● Exercise description
Extract each line where the string "kategorie" shows up.

● The data
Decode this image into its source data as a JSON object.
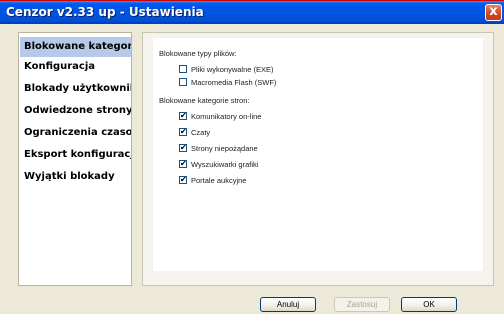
{
  "window": {
    "title": "Cenzor v2.33 up - Ustawienia",
    "close_glyph": "x"
  },
  "sidebar": {
    "items": [
      {
        "label": "Blokowane kategorie",
        "active": true
      },
      {
        "label": "Konfiguracja"
      },
      {
        "label": "Blokady użytkownika"
      },
      {
        "label": "Odwiedzone strony"
      },
      {
        "label": "Ograniczenia czasowe"
      },
      {
        "label": "Eksport konfiguracji"
      },
      {
        "label": "Wyjątki blokady"
      }
    ]
  },
  "main": {
    "file_types": {
      "heading": "Blokowane typy plików:",
      "options": [
        {
          "label": "Pliki wykonywalne (EXE)",
          "checked": false
        },
        {
          "label": "Macromedia Flash (SWF)",
          "checked": false
        }
      ]
    },
    "site_categories": {
      "heading": "Blokowane kategorie stron:",
      "options": [
        {
          "label": "Komunikatory on-line",
          "checked": true
        },
        {
          "label": "Czaty",
          "checked": true
        },
        {
          "label": "Strony niepożądane",
          "checked": true
        },
        {
          "label": "Wyszukiwarki grafiki",
          "checked": true
        },
        {
          "label": "Portale aukcyjne",
          "checked": true
        }
      ]
    }
  },
  "buttons": {
    "cancel": "Anuluj",
    "apply": "Zastosuj",
    "ok": "OK"
  },
  "checkmark_glyph": "✔",
  "colors": {
    "titlebar": "#0054e3",
    "active_item": "#b6c9e8",
    "window_bg": "#ECE9D8"
  }
}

● Right answer
        "label": "Blokowane kategorie",
      "heading": "Blokowane kategorie stron:",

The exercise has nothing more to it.